▶ **PROBLEM DETAILS**
From the entries below, gather every line containing the string "Rectoría".

+++ PROVIDED RECORDS

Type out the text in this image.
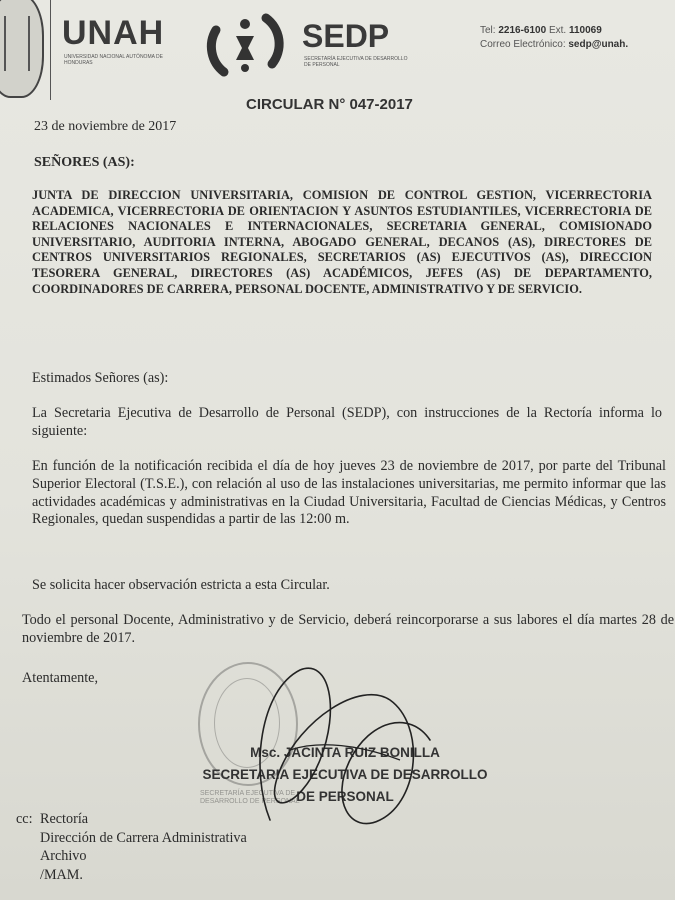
UNAH
UNIVERSIDAD NACIONAL AUTÓNOMA DE HONDURAS
SEDP
SECRETARÍA EJECUTIVA DE DESARROLLO DE PERSONAL
Tel: 2216-6100 Ext. 110069
Correo Electrónico: sedp@unah.
CIRCULAR N° 047-2017
23 de noviembre de 2017
SEÑORES (AS):
JUNTA DE DIRECCION UNIVERSITARIA, COMISION DE CONTROL GESTION, VICERRECTORIA ACADEMICA, VICERRECTORIA DE ORIENTACION Y ASUNTOS ESTUDIANTILES, VICERRECTORIA DE RELACIONES NACIONALES E INTERNACIONALES, SECRETARIA GENERAL, COMISIONADO UNIVERSITARIO, AUDITORIA INTERNA, ABOGADO GENERAL, DECANOS (AS), DIRECTORES DE CENTROS UNIVERSITARIOS REGIONALES, SECRETARIOS (AS) EJECUTIVOS (AS), DIRECCION TESORERA GENERAL, DIRECTORES (AS) ACADÉMICOS, JEFES (AS) DE DEPARTAMENTO, COORDINADORES DE CARRERA, PERSONAL DOCENTE, ADMINISTRATIVO Y DE SERVICIO.
Estimados Señores (as):
La Secretaria Ejecutiva de Desarrollo de Personal (SEDP), con instrucciones de la Rectoría informa lo siguiente:
En función de la notificación recibida el día de hoy jueves 23 de noviembre de 2017, por parte del Tribunal Superior Electoral (T.S.E.), con relación al uso de las instalaciones universitarias, me permito informar que las actividades académicas y administrativas en la Ciudad Universitaria, Facultad de Ciencias Médicas, y Centros Regionales, quedan suspendidas a partir de las 12:00 m.
Se solicita hacer observación estricta a esta Circular.
Todo el personal Docente, Administrativo y de Servicio, deberá reincorporarse a sus labores el día martes 28 de noviembre de 2017.
Atentamente,
SECRETARÍA EJECUTIVA DE DESARROLLO DE PERSONAL
Msc. JACINTA RUIZ BONILLA
SECRETARIA EJECUTIVA DE DESARROLLO
DE PERSONAL
cc: Rectoría
Dirección de Carrera Administrativa
Archivo
/MAM.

++++++

▶ **ANSWER TO THIS TASK**
La Secretaria Ejecutiva de Desarrollo de Personal (SEDP), con instrucciones de la Rectoría informa lo siguiente:
cc: Rectoría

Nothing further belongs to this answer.